#### Record list ####

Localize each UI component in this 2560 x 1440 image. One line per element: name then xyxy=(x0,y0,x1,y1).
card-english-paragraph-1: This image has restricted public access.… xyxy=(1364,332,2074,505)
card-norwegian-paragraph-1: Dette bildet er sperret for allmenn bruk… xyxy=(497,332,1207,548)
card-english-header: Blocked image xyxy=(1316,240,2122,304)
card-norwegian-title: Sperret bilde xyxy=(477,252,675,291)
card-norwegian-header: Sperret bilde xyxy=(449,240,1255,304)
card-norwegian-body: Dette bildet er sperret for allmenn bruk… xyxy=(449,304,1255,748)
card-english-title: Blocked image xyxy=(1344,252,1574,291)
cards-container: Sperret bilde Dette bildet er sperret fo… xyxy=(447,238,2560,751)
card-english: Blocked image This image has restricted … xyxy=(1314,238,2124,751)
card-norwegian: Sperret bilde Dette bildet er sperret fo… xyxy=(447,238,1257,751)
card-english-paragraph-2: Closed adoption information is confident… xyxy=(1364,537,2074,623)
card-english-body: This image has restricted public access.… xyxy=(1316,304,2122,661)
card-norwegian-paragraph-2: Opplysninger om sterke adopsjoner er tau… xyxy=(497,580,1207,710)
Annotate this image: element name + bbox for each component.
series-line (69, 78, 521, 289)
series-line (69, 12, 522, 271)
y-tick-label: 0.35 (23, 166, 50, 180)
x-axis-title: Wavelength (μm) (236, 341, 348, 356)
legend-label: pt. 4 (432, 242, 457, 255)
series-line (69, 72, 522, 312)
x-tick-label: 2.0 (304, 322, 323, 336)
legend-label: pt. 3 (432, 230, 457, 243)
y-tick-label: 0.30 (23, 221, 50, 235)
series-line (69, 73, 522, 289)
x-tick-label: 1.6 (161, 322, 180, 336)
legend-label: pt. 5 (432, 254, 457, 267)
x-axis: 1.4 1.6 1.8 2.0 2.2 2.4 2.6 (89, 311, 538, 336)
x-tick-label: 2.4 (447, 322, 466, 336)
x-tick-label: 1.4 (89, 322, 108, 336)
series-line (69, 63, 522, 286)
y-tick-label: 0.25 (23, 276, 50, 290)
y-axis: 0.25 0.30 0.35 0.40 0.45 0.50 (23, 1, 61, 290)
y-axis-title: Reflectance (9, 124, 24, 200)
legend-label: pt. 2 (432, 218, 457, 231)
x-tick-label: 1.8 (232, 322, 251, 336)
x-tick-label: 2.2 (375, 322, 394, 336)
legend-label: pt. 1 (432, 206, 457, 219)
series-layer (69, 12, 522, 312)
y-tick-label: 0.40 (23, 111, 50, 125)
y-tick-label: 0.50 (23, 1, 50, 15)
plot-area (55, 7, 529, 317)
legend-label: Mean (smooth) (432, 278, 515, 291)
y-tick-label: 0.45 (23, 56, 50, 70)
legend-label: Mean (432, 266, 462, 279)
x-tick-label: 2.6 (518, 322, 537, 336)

####

Could you reproduce the entire listing above line for line, keeping every character unchanged?

Localize each UI component in this 2560 x 1440 image. One line per element: name then xyxy=(x0,y0,x1,y1).
card-english-paragraph-1: This image has restricted public access.… xyxy=(1364,332,2074,505)
card-norwegian-paragraph-1: Dette bildet er sperret for allmenn bruk… xyxy=(497,332,1207,548)
card-english-header: Blocked image xyxy=(1316,240,2122,304)
card-norwegian-title: Sperret bilde xyxy=(477,252,675,291)
card-norwegian-header: Sperret bilde xyxy=(449,240,1255,304)
card-norwegian-body: Dette bildet er sperret for allmenn bruk… xyxy=(449,304,1255,748)
card-english-title: Blocked image xyxy=(1344,252,1574,291)
cards-container: Sperret bilde Dette bildet er sperret fo… xyxy=(447,238,2560,751)
card-english: Blocked image This image has restricted … xyxy=(1314,238,2124,751)
card-norwegian: Sperret bilde Dette bildet er sperret fo… xyxy=(447,238,1257,751)
card-english-paragraph-2: Closed adoption information is confident… xyxy=(1364,537,2074,623)
card-english-body: This image has restricted public access.… xyxy=(1316,304,2122,661)
card-norwegian-paragraph-2: Opplysninger om sterke adopsjoner er tau… xyxy=(497,580,1207,710)
Annotate this image: element name + bbox for each component.
series-line (69, 78, 521, 289)
series-line (69, 12, 522, 271)
y-tick-label: 0.35 (23, 166, 50, 180)
x-axis-title: Wavelength (μm) (236, 341, 348, 356)
legend-label: pt. 4 (432, 242, 457, 255)
series-line (69, 72, 522, 312)
x-tick-label: 2.0 (304, 322, 323, 336)
legend-label: pt. 3 (432, 230, 457, 243)
y-tick-label: 0.30 (23, 221, 50, 235)
series-line (69, 73, 522, 289)
x-tick-label: 1.6 (161, 322, 180, 336)
legend-label: pt. 5 (432, 254, 457, 267)
x-axis: 1.4 1.6 1.8 2.0 2.2 2.4 2.6 (89, 311, 538, 336)
x-tick-label: 2.4 (447, 322, 466, 336)
x-tick-label: 1.4 (89, 322, 108, 336)
series-line (69, 63, 522, 286)
y-tick-label: 0.25 (23, 276, 50, 290)
y-axis: 0.25 0.30 0.35 0.40 0.45 0.50 (23, 1, 61, 290)
y-axis-title: Reflectance (9, 124, 24, 200)
legend-label: pt. 2 (432, 218, 457, 231)
x-tick-label: 1.8 (232, 322, 251, 336)
x-tick-label: 2.2 (375, 322, 394, 336)
legend-label: pt. 1 (432, 206, 457, 219)
series-layer (69, 12, 522, 312)
y-tick-label: 0.40 (23, 111, 50, 125)
y-tick-label: 0.50 (23, 1, 50, 15)
plot-area (55, 7, 529, 317)
legend-label: Mean (smooth) (432, 278, 515, 291)
y-tick-label: 0.45 (23, 56, 50, 70)
legend-label: Mean (432, 266, 462, 279)
x-tick-label: 2.6 (518, 322, 537, 336)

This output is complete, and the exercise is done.